Begin RECORDED INFORMATION

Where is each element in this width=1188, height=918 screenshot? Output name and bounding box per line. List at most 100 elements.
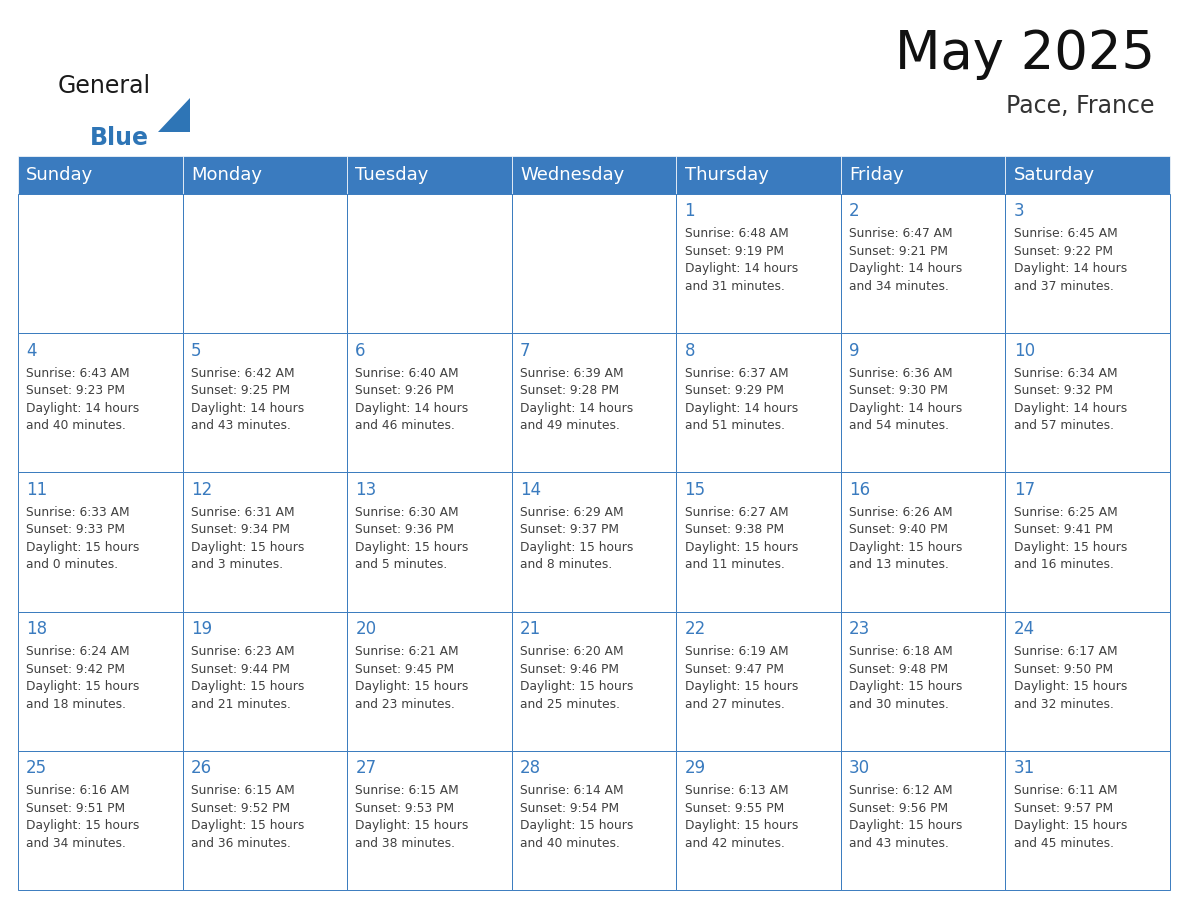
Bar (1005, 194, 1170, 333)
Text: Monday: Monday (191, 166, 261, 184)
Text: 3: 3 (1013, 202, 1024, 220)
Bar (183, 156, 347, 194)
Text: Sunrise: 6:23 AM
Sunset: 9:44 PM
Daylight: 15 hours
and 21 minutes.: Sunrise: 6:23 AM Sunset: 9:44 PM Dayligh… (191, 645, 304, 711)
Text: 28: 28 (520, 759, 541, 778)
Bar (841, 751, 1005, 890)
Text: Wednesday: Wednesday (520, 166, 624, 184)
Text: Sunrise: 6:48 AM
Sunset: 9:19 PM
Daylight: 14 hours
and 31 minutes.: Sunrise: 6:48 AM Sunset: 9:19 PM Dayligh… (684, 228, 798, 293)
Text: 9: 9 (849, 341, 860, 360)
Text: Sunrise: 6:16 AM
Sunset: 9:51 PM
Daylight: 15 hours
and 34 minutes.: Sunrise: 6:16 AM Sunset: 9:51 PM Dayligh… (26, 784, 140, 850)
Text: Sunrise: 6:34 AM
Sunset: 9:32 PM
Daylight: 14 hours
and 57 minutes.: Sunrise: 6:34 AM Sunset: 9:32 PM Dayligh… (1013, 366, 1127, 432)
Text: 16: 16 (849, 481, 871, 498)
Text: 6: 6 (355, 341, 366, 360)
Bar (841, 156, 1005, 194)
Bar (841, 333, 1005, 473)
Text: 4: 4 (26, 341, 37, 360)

End RECORDED INFORMATION

YOUR TASK - Show every line of the records above that contains the string "Sunset", copied in full.

SOLUTION TO THIS TASK -
Sunset: 9:44 PM
and 21 minutes.: Sunrise: 6:23 AM Sunset: 9:44 PM Dayligh… (191, 645, 304, 711)
Sunset: 9:19 PM
and 31 minutes.: Sunrise: 6:48 AM Sunset: 9:19 PM Dayligh… (684, 228, 798, 293)
Sunset: 9:51 PM
and 34 minutes.: Sunrise: 6:16 AM Sunset: 9:51 PM Dayligh… (26, 784, 140, 850)
Sunset: 9:32 PM
and 57 minutes.: Sunrise: 6:34 AM Sunset: 9:32 PM Dayligh… (1013, 366, 1127, 432)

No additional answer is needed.